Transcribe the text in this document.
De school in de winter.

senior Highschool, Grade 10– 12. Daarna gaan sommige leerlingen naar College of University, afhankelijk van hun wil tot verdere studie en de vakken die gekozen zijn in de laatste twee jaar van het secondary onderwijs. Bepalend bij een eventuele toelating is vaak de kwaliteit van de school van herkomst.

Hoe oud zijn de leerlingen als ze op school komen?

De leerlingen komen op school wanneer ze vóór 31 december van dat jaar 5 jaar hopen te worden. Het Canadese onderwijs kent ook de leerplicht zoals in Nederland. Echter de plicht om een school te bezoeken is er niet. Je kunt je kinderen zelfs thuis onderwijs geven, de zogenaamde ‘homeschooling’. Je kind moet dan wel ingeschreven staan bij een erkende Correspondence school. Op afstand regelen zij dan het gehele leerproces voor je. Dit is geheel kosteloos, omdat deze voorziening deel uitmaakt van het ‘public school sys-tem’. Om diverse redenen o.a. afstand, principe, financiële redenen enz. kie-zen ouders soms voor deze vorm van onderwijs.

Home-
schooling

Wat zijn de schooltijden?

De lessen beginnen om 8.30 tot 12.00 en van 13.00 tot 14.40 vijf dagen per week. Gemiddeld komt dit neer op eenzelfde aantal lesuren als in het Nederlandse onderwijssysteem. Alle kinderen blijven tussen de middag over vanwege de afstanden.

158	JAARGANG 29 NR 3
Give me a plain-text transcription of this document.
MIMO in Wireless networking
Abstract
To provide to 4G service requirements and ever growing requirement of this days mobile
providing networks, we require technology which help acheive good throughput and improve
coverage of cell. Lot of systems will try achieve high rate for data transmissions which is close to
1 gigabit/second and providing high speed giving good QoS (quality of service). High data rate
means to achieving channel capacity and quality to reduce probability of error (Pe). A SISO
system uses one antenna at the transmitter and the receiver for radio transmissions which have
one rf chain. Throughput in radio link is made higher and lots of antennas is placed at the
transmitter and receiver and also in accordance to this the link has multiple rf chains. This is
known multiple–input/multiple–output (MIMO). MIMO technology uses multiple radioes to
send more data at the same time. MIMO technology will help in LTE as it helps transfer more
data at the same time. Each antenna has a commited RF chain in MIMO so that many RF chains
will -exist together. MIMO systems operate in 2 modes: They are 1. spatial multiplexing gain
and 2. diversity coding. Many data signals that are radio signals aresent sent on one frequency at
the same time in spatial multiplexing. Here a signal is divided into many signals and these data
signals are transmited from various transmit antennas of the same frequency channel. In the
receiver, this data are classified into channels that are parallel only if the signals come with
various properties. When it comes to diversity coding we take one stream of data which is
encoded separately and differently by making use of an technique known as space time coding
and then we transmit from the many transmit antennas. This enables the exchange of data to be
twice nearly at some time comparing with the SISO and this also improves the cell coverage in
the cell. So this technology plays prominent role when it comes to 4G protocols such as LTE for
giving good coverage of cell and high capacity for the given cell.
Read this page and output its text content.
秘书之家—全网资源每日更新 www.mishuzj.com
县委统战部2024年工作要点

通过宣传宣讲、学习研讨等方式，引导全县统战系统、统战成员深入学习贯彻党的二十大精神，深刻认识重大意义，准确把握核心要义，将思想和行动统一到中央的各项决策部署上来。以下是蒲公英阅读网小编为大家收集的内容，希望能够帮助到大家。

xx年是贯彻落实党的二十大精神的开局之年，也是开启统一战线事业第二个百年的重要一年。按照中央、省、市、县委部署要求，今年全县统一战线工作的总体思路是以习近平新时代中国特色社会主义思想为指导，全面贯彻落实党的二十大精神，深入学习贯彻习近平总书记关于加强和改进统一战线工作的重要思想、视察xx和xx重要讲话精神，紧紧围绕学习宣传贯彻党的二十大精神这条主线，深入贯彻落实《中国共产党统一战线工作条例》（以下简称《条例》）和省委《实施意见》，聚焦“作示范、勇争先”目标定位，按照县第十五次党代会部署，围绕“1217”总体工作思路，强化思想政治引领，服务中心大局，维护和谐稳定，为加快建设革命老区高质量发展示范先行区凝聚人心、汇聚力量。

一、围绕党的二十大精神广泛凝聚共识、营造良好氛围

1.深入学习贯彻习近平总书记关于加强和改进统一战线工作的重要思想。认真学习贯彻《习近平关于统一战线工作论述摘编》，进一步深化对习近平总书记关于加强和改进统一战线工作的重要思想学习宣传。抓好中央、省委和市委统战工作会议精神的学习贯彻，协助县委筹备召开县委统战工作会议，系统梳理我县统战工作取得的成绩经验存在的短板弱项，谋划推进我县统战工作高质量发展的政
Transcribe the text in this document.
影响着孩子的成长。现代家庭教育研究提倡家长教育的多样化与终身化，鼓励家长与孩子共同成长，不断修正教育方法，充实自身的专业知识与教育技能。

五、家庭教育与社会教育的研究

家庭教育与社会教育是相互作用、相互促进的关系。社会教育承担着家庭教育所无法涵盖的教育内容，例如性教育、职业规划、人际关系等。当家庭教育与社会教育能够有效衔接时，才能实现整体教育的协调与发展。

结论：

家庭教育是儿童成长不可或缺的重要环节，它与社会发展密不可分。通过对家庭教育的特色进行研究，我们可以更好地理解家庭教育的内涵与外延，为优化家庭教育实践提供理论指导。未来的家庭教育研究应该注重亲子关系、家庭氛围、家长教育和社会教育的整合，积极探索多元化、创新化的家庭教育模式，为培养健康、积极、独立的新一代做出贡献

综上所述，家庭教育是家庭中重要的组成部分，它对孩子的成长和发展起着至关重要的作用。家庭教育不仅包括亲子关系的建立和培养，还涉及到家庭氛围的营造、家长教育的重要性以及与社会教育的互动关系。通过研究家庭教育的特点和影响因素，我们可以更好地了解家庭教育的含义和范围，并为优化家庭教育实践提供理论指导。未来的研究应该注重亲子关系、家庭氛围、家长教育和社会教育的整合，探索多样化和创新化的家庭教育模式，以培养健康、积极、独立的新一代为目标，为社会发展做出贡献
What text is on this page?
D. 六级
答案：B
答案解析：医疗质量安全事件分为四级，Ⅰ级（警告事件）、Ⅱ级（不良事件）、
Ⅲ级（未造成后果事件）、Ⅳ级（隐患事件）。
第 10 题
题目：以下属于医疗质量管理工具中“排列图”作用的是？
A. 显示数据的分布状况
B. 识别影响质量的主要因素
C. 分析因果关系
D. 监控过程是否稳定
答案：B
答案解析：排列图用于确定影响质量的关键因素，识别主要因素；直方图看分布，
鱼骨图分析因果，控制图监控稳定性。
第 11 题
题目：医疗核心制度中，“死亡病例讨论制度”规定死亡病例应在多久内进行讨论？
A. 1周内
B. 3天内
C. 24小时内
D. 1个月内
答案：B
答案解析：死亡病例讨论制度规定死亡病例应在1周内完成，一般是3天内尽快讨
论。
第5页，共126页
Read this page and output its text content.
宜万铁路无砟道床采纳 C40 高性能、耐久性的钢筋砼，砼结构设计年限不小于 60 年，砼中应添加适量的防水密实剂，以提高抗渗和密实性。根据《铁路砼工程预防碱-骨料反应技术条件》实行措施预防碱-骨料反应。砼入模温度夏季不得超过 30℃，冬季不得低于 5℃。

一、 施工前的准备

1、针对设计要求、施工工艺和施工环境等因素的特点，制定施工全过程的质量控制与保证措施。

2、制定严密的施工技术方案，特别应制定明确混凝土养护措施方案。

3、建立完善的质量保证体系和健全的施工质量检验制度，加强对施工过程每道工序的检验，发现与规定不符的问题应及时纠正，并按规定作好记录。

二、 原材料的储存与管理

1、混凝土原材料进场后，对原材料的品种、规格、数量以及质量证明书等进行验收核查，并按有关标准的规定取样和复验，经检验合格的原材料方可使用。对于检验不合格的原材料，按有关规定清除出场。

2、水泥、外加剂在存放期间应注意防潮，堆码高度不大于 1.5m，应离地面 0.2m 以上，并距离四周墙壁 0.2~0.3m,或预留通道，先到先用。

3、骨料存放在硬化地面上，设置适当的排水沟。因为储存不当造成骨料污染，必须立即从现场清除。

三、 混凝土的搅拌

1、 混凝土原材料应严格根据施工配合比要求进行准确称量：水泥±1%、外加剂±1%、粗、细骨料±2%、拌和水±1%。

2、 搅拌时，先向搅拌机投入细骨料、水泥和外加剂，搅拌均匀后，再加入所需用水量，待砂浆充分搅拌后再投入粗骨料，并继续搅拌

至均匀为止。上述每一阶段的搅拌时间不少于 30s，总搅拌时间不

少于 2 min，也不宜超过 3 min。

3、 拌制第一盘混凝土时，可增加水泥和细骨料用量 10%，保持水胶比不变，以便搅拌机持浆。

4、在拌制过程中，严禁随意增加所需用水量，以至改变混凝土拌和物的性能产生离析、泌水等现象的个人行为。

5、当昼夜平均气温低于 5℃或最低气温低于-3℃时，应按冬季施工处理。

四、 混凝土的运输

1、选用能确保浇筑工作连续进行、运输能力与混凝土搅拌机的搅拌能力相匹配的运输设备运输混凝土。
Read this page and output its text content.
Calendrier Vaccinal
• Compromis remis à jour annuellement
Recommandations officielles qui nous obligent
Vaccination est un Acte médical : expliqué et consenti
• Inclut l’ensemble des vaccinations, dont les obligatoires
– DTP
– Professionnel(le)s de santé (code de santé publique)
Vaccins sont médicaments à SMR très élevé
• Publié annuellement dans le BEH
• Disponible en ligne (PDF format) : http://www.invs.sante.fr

......

■ **YOUR INSTRUCTIONS**: Say the number of lines in the listing that hold "technology", with no added words.

■ **COMPLETED TASK**: 4